→ **INSTRUCTIONS FOR THE TASK**
Go through the data below. Pull out every line that has the word "JSON".
§
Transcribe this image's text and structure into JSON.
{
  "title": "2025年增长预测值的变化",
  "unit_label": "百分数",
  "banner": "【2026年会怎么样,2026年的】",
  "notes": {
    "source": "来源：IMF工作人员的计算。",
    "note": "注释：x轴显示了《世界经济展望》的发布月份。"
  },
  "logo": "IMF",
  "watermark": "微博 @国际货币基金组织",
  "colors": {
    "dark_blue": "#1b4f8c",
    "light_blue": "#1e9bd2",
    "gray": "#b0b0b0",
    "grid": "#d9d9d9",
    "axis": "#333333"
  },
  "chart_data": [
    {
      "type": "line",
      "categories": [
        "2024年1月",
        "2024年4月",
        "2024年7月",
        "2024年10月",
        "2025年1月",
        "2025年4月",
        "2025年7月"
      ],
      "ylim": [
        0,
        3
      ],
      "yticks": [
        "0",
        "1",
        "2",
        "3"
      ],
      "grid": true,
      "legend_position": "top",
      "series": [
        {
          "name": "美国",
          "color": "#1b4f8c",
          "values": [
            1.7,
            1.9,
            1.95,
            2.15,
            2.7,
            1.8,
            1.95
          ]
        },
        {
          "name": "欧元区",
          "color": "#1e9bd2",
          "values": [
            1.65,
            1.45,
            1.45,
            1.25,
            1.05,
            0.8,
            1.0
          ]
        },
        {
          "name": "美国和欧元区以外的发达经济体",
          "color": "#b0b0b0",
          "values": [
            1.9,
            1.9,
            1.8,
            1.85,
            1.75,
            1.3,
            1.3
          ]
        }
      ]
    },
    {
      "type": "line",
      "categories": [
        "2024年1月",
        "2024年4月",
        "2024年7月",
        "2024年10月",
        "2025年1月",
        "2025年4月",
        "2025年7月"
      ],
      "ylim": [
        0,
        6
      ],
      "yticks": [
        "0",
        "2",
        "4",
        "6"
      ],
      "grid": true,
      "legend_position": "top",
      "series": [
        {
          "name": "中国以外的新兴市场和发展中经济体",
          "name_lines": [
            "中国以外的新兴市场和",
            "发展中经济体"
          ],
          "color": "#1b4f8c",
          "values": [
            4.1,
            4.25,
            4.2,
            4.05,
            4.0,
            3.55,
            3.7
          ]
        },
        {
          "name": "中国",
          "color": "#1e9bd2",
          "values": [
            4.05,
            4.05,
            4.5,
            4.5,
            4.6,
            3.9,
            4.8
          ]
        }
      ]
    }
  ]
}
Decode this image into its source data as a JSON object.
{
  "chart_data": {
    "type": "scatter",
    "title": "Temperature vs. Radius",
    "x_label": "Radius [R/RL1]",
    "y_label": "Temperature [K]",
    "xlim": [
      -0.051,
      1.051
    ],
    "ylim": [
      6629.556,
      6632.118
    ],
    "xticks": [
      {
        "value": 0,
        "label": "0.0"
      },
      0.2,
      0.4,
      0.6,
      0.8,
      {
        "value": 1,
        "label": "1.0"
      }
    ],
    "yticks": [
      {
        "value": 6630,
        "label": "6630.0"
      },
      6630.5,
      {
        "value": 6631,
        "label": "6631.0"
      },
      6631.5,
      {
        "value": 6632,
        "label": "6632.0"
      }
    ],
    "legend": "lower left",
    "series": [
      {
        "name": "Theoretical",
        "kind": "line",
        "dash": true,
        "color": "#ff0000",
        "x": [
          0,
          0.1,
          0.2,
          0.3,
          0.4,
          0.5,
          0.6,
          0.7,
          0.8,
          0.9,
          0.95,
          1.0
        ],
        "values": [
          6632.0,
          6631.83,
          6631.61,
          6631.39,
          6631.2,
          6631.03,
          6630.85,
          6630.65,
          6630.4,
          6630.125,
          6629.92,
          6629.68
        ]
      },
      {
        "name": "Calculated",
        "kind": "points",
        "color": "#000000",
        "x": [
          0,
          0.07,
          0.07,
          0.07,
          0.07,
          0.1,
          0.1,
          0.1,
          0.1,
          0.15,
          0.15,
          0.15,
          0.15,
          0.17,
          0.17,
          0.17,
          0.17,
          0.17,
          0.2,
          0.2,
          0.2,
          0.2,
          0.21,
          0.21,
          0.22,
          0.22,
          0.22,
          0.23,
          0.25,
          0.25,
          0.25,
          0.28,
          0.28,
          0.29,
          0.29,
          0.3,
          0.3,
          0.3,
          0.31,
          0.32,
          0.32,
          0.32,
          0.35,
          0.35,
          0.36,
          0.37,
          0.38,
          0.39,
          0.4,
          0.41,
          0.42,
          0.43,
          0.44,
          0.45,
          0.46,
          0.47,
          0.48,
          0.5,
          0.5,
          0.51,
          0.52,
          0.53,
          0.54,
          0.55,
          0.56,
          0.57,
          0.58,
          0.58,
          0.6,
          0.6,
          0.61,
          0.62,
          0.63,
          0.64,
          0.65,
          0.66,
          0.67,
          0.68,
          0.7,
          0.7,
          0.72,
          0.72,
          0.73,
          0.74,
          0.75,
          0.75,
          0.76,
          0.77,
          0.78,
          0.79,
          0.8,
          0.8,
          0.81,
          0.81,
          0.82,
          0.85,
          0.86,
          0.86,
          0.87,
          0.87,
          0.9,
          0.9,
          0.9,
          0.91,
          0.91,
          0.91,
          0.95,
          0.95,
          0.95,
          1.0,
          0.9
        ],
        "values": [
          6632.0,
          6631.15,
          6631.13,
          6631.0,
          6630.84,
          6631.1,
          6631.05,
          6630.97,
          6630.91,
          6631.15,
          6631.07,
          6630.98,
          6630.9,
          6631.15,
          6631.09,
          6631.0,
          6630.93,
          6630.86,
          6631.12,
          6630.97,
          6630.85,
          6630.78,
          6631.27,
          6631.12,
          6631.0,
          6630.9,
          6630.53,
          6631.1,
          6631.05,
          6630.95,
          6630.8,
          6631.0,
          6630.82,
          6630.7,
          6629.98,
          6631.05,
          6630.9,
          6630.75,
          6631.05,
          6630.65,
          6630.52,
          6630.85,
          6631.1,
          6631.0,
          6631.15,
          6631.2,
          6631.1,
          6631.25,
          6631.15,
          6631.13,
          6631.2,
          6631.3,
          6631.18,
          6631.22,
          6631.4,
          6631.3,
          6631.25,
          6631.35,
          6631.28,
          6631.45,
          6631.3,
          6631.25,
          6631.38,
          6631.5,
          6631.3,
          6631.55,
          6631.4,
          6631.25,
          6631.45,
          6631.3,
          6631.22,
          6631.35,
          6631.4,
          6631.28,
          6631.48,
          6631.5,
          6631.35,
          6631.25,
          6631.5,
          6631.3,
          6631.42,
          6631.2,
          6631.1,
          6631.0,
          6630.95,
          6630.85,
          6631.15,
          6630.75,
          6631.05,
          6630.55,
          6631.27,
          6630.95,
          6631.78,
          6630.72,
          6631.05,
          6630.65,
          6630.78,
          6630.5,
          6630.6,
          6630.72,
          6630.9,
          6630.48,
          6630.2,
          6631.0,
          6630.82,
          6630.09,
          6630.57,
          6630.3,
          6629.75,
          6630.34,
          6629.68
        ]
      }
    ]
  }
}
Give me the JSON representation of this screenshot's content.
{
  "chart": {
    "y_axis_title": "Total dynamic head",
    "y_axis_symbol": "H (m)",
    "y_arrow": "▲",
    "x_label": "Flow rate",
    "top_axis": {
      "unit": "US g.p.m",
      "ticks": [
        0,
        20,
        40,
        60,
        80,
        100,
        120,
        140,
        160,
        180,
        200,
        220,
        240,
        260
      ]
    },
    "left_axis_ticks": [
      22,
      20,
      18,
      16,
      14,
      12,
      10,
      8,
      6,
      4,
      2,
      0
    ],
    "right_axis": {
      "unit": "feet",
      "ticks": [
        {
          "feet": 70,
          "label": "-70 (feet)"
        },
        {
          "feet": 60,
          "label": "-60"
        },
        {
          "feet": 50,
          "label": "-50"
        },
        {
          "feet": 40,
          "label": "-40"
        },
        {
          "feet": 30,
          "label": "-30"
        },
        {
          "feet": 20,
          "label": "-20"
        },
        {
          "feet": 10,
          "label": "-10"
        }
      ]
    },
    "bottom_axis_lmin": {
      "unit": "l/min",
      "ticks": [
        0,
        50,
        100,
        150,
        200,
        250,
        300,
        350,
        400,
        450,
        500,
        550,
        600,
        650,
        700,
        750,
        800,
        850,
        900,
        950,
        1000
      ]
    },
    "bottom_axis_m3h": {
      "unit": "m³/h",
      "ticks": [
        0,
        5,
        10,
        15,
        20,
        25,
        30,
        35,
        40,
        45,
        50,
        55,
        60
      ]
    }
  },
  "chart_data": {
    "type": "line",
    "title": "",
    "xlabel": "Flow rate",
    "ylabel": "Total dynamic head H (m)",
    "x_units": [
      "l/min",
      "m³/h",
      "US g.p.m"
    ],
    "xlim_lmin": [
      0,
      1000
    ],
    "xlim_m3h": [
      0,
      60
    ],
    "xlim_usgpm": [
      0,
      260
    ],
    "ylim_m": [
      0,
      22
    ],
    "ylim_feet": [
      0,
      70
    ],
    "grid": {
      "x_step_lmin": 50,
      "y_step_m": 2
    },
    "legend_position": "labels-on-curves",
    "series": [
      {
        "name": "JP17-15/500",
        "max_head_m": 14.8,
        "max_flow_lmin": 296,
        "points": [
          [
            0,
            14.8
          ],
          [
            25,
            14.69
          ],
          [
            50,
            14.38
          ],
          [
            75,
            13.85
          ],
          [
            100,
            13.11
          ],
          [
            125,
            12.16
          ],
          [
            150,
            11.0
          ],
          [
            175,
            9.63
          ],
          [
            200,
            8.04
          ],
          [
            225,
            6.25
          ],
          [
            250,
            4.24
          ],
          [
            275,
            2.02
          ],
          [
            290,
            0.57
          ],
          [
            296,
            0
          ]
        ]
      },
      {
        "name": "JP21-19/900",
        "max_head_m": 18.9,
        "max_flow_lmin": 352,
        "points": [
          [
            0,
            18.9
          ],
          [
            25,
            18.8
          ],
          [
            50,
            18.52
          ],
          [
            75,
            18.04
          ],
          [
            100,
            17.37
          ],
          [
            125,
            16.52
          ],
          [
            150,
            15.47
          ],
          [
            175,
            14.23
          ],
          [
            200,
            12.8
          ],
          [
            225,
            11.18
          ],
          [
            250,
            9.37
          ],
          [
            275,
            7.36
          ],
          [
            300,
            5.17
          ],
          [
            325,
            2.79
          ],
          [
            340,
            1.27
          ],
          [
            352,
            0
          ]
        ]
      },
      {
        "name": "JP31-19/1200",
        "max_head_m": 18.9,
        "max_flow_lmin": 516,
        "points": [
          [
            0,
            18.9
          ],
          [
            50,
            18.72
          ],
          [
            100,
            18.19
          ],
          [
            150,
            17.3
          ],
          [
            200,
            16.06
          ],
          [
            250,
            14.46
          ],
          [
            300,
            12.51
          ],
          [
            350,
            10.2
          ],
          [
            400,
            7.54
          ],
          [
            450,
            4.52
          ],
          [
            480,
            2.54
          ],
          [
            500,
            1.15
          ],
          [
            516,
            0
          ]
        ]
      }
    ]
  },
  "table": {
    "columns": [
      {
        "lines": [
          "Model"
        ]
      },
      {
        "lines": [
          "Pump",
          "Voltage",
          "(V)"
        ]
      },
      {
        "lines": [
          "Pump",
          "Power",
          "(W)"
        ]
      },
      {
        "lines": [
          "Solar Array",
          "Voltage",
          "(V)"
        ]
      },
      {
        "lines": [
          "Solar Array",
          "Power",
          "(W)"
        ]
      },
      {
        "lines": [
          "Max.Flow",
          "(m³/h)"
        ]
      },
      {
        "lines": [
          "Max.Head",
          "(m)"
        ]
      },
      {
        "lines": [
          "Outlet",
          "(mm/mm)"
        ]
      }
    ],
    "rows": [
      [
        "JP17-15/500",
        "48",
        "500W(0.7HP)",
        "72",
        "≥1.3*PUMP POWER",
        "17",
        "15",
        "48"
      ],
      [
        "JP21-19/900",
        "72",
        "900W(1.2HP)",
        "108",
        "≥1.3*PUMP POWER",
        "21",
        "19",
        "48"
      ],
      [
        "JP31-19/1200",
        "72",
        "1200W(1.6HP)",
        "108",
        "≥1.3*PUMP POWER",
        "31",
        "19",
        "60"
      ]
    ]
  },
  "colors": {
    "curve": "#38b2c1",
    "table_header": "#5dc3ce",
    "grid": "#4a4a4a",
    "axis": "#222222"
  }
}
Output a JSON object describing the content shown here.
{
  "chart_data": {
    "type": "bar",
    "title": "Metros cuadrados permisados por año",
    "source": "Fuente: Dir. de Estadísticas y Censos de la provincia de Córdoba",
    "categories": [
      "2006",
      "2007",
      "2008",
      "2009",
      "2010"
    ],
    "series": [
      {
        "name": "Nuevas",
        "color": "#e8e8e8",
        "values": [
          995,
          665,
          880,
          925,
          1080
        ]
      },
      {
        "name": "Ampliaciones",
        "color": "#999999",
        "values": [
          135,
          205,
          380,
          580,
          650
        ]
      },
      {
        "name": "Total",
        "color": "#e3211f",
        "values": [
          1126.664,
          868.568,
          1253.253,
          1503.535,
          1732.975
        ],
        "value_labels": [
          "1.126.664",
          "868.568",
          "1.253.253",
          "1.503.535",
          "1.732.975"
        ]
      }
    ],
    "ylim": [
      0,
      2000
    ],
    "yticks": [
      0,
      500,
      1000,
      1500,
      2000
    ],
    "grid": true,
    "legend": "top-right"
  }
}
§
→ **EXERCISE OUTPUT**
Transcribe this image's text and structure into JSON.
Decode this image into its source data as a JSON object.
Give me the JSON representation of this screenshot's content.
Output a JSON object describing the content shown here.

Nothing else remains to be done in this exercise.